Collected data
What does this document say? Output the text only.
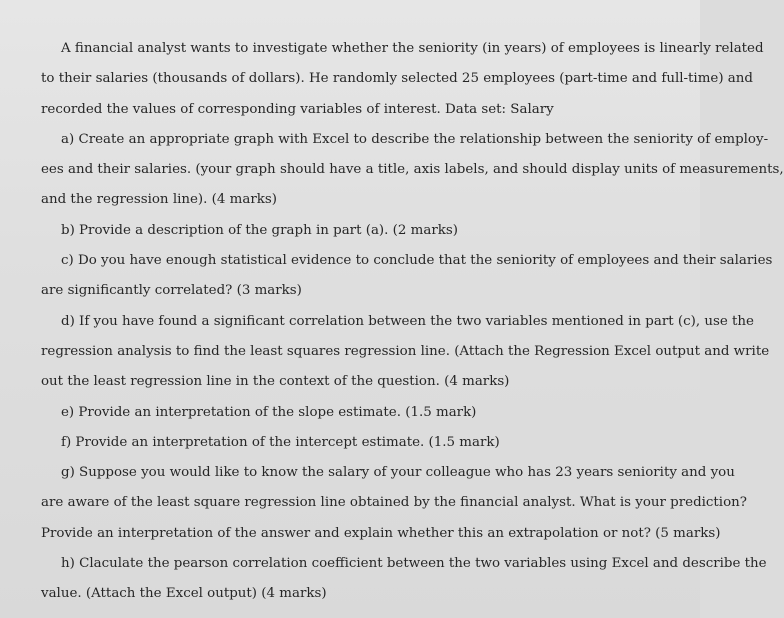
A financial analyst wants to investigate whether the seniority (in years) of employees is linearly related
to their salaries (thousands of dollars). He randomly selected 25 employees (part-time and full-time) and
recorded the values of corresponding variables of interest. Data set: Salary
a) Create an appropriate graph with Excel to describe the relationship between the seniority of employ-
ees and their salaries. (your graph should have a title, axis labels, and should display units of measurements,
and the regression line). (4 marks)
b) Provide a description of the graph in part (a). (2 marks)
c) Do you have enough statistical evidence to conclude that the seniority of employees and their salaries
are significantly correlated? (3 marks)
d) If you have found a significant correlation between the two variables mentioned in part (c), use the
regression analysis to find the least squares regression line. (Attach the Regression Excel output and write
out the least regression line in the context of the question. (4 marks)
e) Provide an interpretation of the slope estimate. (1.5 mark)
f) Provide an interpretation of the intercept estimate. (1.5 mark)
g) Suppose you would like to know the salary of your colleague who has 23 years seniority and you
are aware of the least square regression line obtained by the financial analyst. What is your prediction?
Provide an interpretation of the answer and explain whether this an extrapolation or not? (5 marks)
h) Claculate the pearson correlation coefficient between the two variables using Excel and describe the
value. (Attach the Excel output) (4 marks)
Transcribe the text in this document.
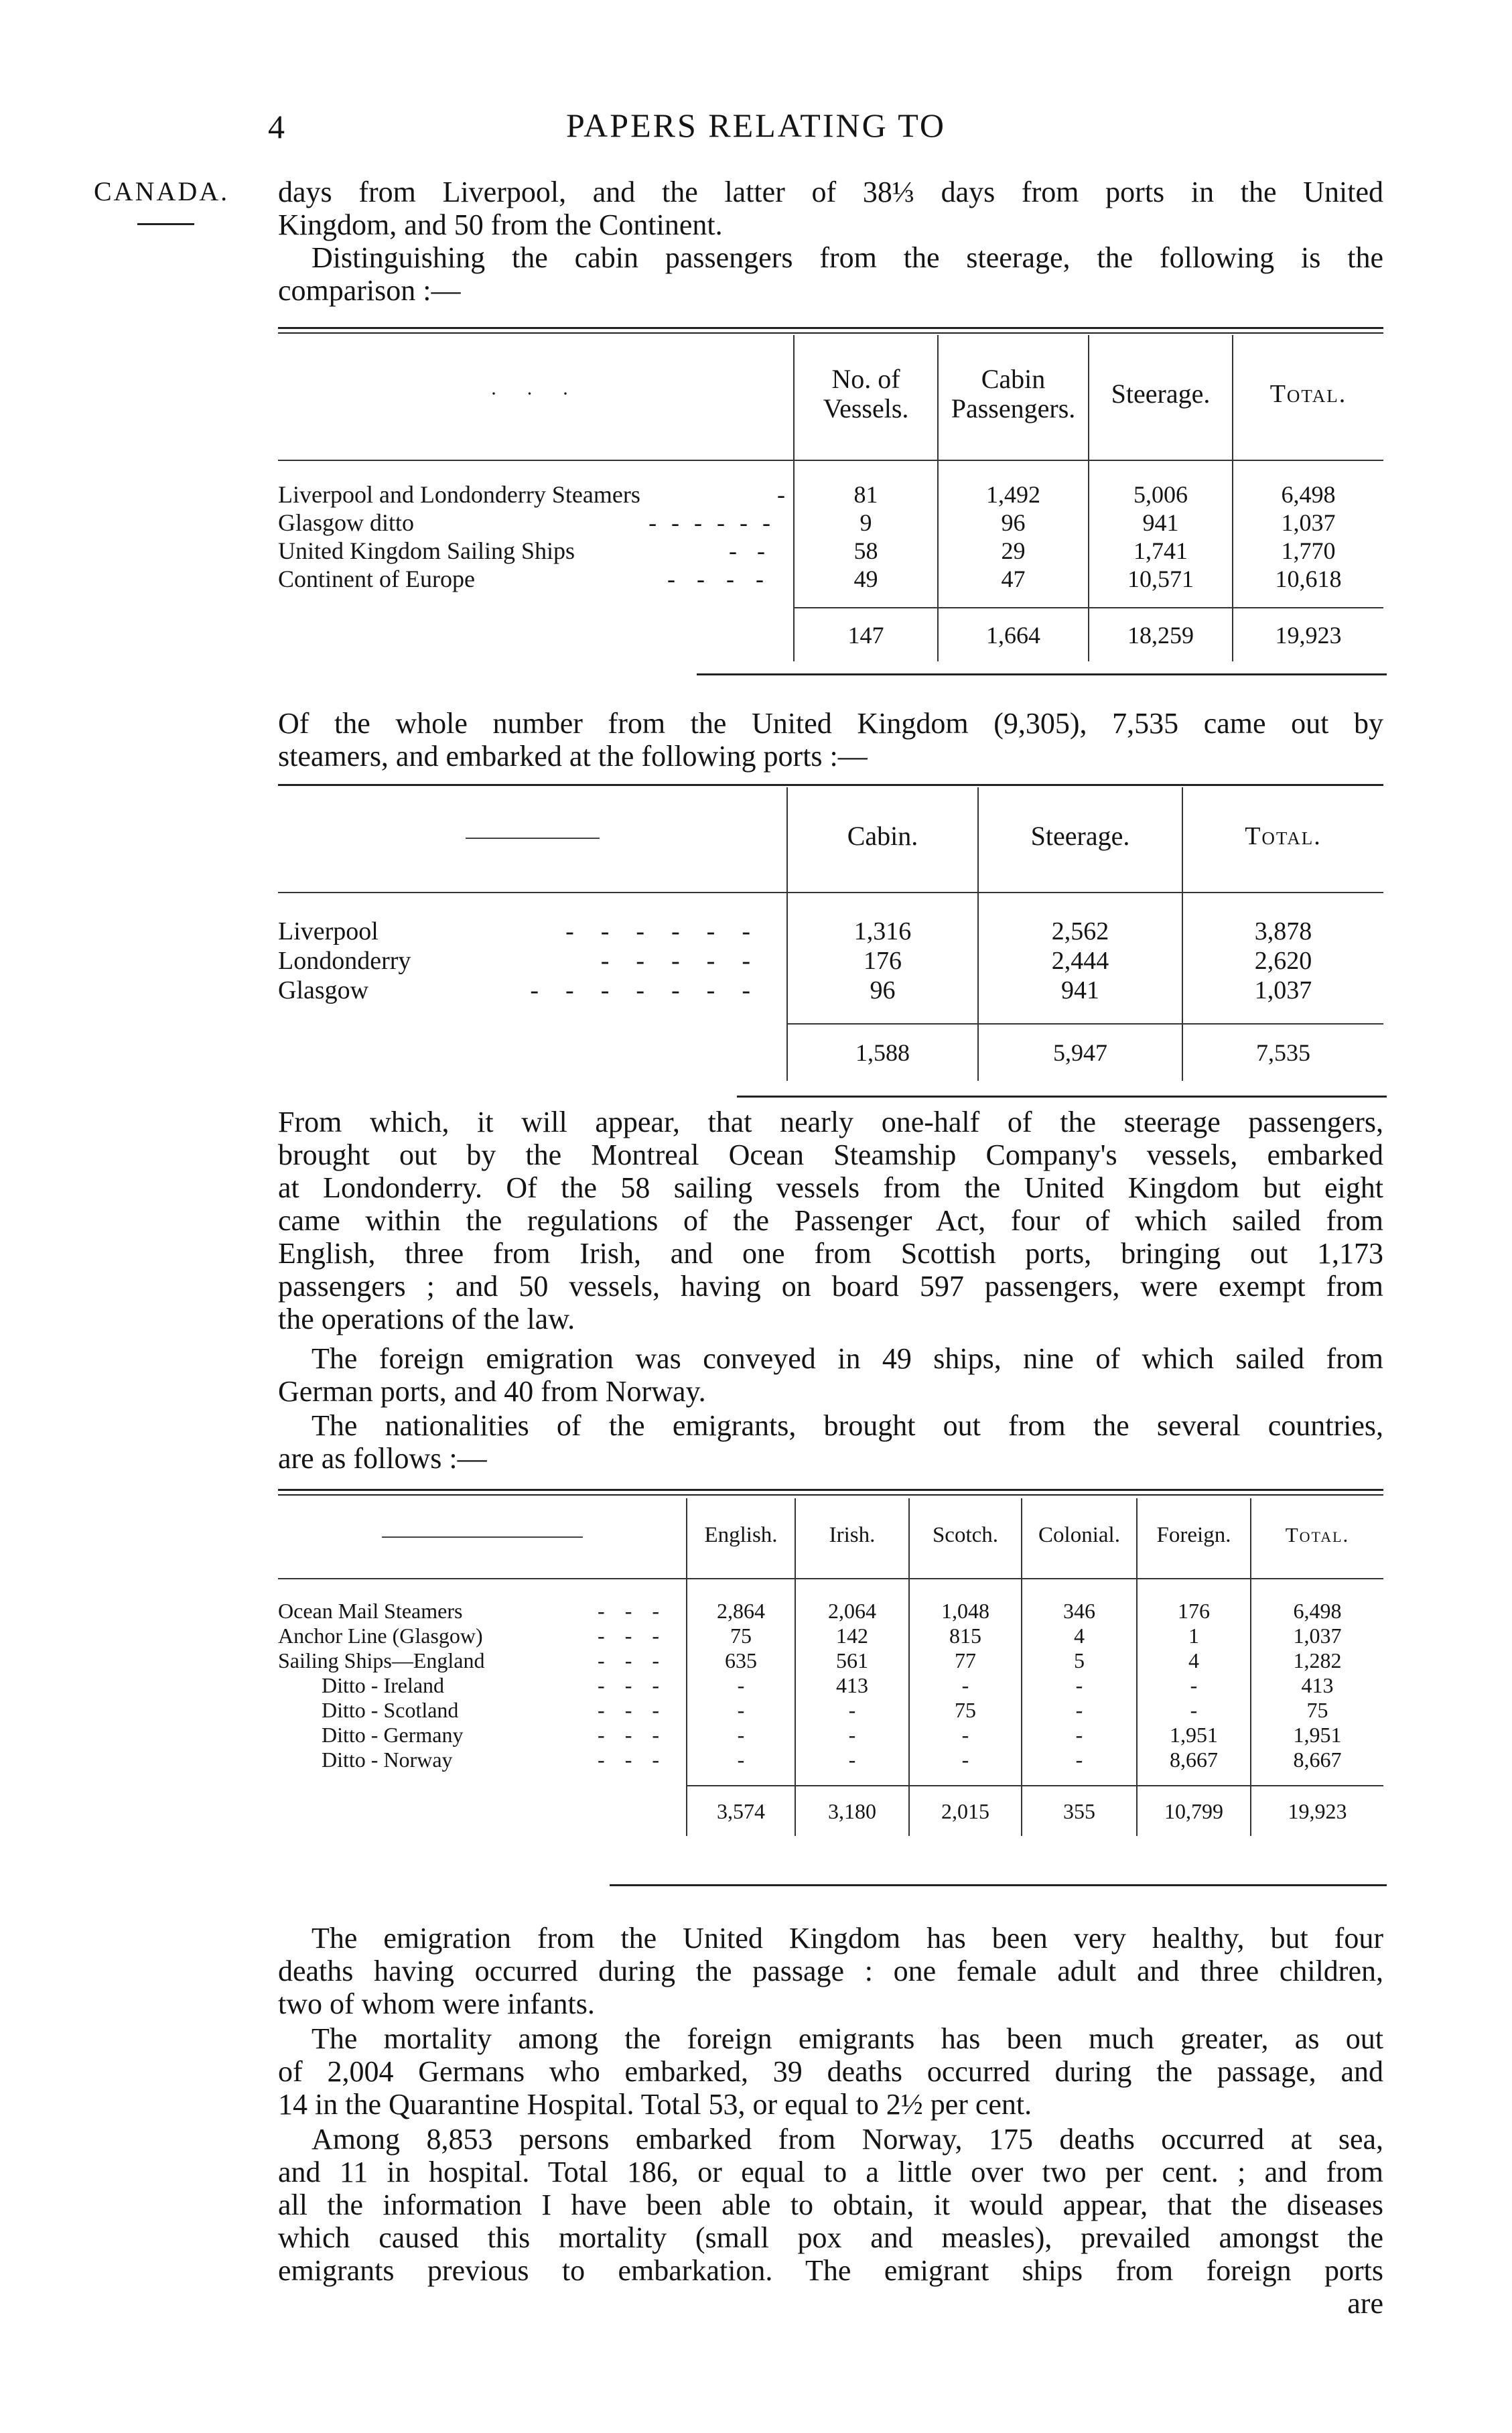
4	PAPERS RELATING TO
CANADA. days from Liverpool, and the latter of 38⅓ days from ports in the United
Kingdom, and 50 from the Continent.
Distinguishing the cabin passengers from the steerage, the following is the
comparison :—
· · ·	No. of Vessels.	Cabin Passengers.	Steerage.	Total.

Liverpool and Londonderry Steamers -	81	1,492	5,006	6,498
Glasgow ditto ------	9	96	941	1,037
United Kingdom Sailing Ships --	58	29	1,741	1,770
Continent of Europe ----	49	47	10,571	10,618

	147	1,664	18,259	19,923
Of the whole number from the United Kingdom (9,305), 7,535 came out by
steamers, and embarked at the following ports :—
	Cabin.	Steerage.	Total.

Liverpool ------	1,316	2,562	3,878
Londonderry -----	176	2,444	2,620
Glasgow -------	96	941	1,037

	1,588	5,947	7,535
From which, it will appear, that nearly one-half of the steerage passengers,
brought out by the Montreal Ocean Steamship Company's vessels, embarked
at Londonderry. Of the 58 sailing vessels from the United Kingdom but eight
came within the regulations of the Passenger Act, four of which sailed from
English, three from Irish, and one from Scottish ports, bringing out 1,173
passengers ; and 50 vessels, having on board 597 passengers, were exempt from
the operations of the law.
The foreign emigration was conveyed in 49 ships, nine of which sailed from
German ports, and 40 from Norway.
The nationalities of the emigrants, brought out from the several countries,
are as follows :—
	English.	Irish.	Scotch.	Colonial.	Foreign.	Total.

Ocean Mail Steamers ---	2,864	2,064	1,048	346	176	6,498
Anchor Line (Glasgow) ---	75	142	815	4	1	1,037
Sailing Ships—England ---	635	561	77	5	4	1,282
Ditto - Ireland ---	-	413	-	-	-	413
Ditto - Scotland ---	-	-	75	-	-	75
Ditto - Germany ---	-	-	-	-	1,951	1,951
Ditto - Norway ---	-	-	-	-	8,667	8,667

	3,574	3,180	2,015	355	10,799	19,923
The emigration from the United Kingdom has been very healthy, but four
deaths having occurred during the passage : one female adult and three children,
two of whom were infants.
The mortality among the foreign emigrants has been much greater, as out
of 2,004 Germans who embarked, 39 deaths occurred during the passage, and
14 in the Quarantine Hospital. Total 53, or equal to 2½ per cent.
Among 8,853 persons embarked from Norway, 175 deaths occurred at sea,
and 11 in hospital. Total 186, or equal to a little over two per cent. ; and from
all the information I have been able to obtain, it would appear, that the diseases
which caused this mortality (small pox and measles), prevailed amongst the
emigrants previous to embarkation. The emigrant ships from foreign ports
are
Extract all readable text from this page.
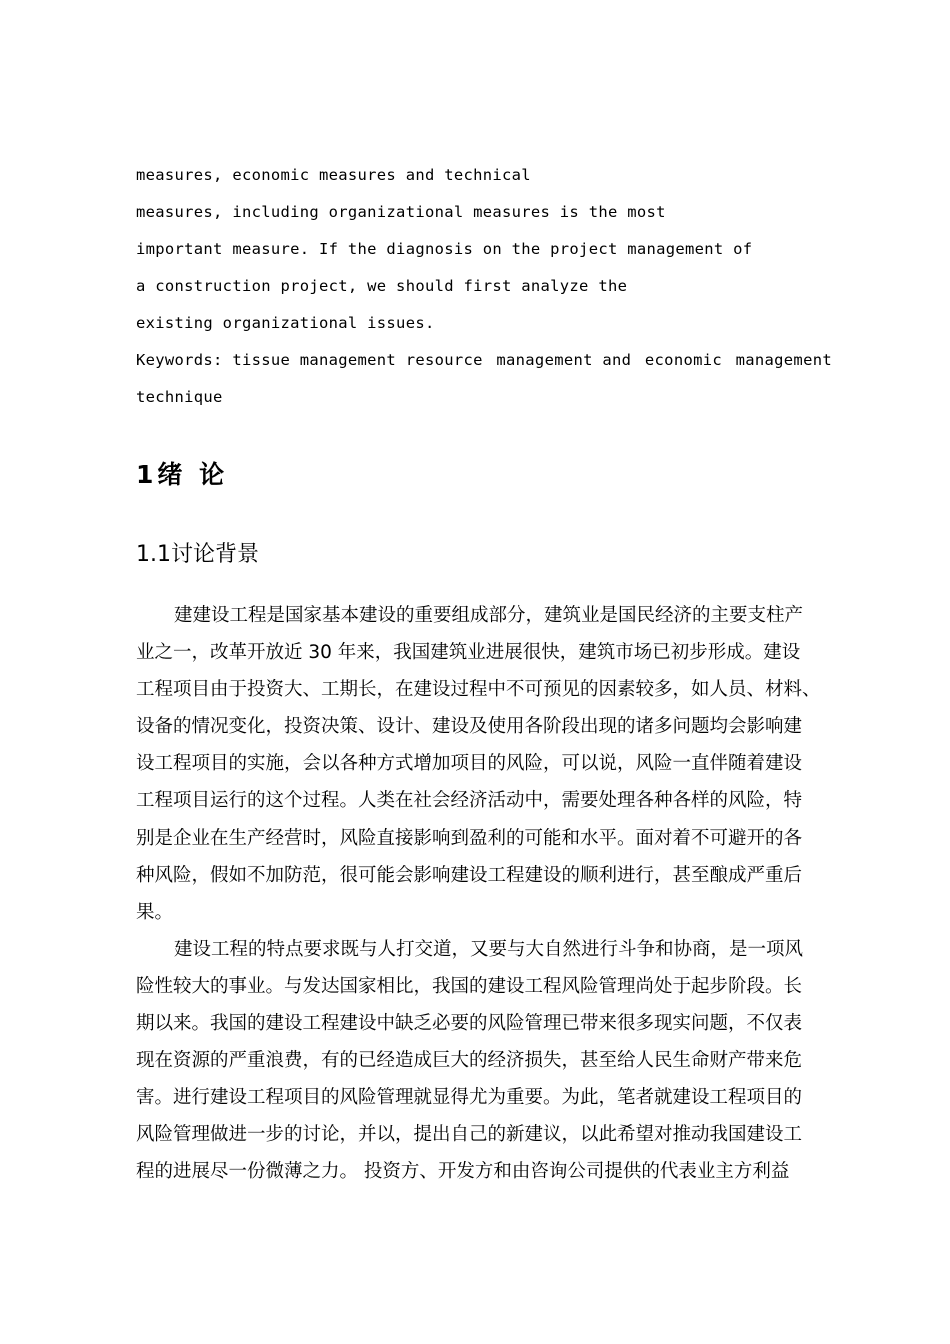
measures, economic measures and technical
measures, including organizational measures is the most
important measure. If the diagnosis on the project management of
a construction project, we should first analyze the
existing organizational issues.
Keywords: tissue management resource management and economic management
technique
1绪 论
1.1讨论背景
建建设工程是国家基本建设的重要组成部分，建筑业是国民经济的主要支柱产
业之一，改革开放近 30 年来，我国建筑业进展很快，建筑市场已初步形成。建设
工程项目由于投资大、工期长，在建设过程中不可预见的因素较多，如人员、材料、
设备的情况变化，投资决策、设计、建设及使用各阶段出现的诸多问题均会影响建
设工程项目的实施，会以各种方式增加项目的风险，可以说，风险一直伴随着建设
工程项目运行的这个过程。人类在社会经济活动中，需要处理各种各样的风险，特
别是企业在生产经营时，风险直接影响到盈利的可能和水平。面对着不可避开的各
种风险，假如不加防范，很可能会影响建设工程建设的顺利进行，甚至酿成严重后
果。
建设工程的特点要求既与人打交道，又要与大自然进行斗争和协商，是一项风
险性较大的事业。与发达国家相比，我国的建设工程风险管理尚处于起步阶段。长
期以来。我国的建设工程建设中缺乏必要的风险管理已带来很多现实问题，不仅表
现在资源的严重浪费，有的已经造成巨大的经济损失，甚至给人民生命财产带来危
害。进行建设工程项目的风险管理就显得尤为重要。为此，笔者就建设工程项目的
风险管理做进一步的讨论，并以，提出自己的新建议，以此希望对推动我国建设工
程的进展尽一份微薄之力。 投资方、开发方和由咨询公司提供的代表业主方利益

## [Directions]
Count the lines of the listing above that include the word "should" and state the total with nothing else.

## [Full solution]
2